[start of Data for processing]

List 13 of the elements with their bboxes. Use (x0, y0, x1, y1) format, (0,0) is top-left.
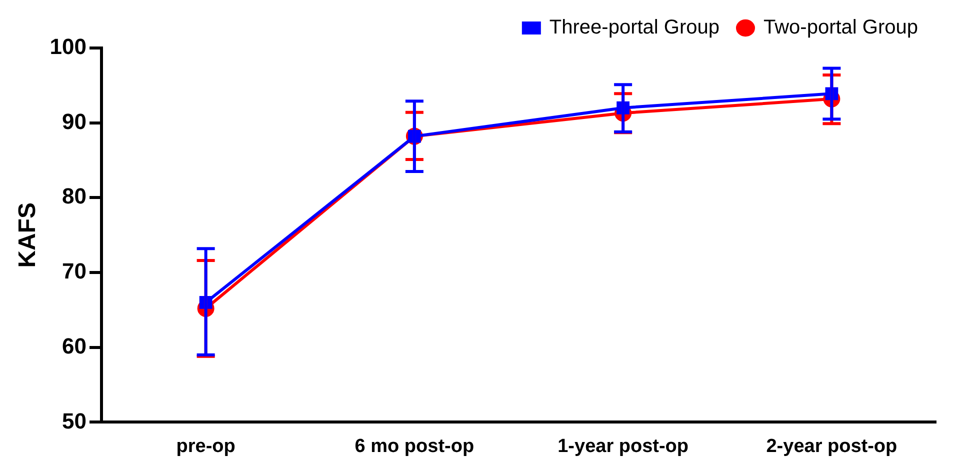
y-tick-label: 90 (62, 108, 87, 134)
legend-label: Two-portal Group (763, 16, 918, 39)
x-tick-label: 1-year post-op (558, 436, 689, 457)
y-tick-label: 50 (62, 408, 87, 434)
y-tick-label: 70 (62, 258, 87, 284)
legend-label: Three-portal Group (549, 16, 720, 39)
x-tick-label: 2-year post-op (766, 436, 898, 457)
y-axis-title: KAFS (14, 202, 42, 268)
x-tick-label: 6 mo post-op (354, 436, 474, 457)
y-tick-label: 100 (50, 34, 87, 60)
y-tick-label: 80 (62, 184, 87, 209)
y-tick-label: 60 (62, 333, 87, 358)
x-tick-label: pre-op (176, 436, 236, 457)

[end of Data for processing]

● **Exercise**: Rewrite all the lines above with "top-left" changed to "upper-left" and nothing else altered, leaving out the pictures.

● **Expected answer**:
List 13 of the elements with their bboxes. Use (x0, y0, x1, y1) format, (0,0) is upper-left.
y-tick-label: 90 (62, 108, 87, 134)
legend-label: Two-portal Group (763, 16, 918, 39)
x-tick-label: 1-year post-op (558, 436, 689, 457)
y-tick-label: 50 (62, 408, 87, 434)
y-tick-label: 70 (62, 258, 87, 284)
legend-label: Three-portal Group (549, 16, 720, 39)
x-tick-label: 2-year post-op (766, 436, 898, 457)
y-axis-title: KAFS (14, 202, 42, 268)
x-tick-label: 6 mo post-op (354, 436, 474, 457)
y-tick-label: 100 (50, 34, 87, 60)
y-tick-label: 80 (62, 184, 87, 209)
y-tick-label: 60 (62, 333, 87, 358)
x-tick-label: pre-op (176, 436, 236, 457)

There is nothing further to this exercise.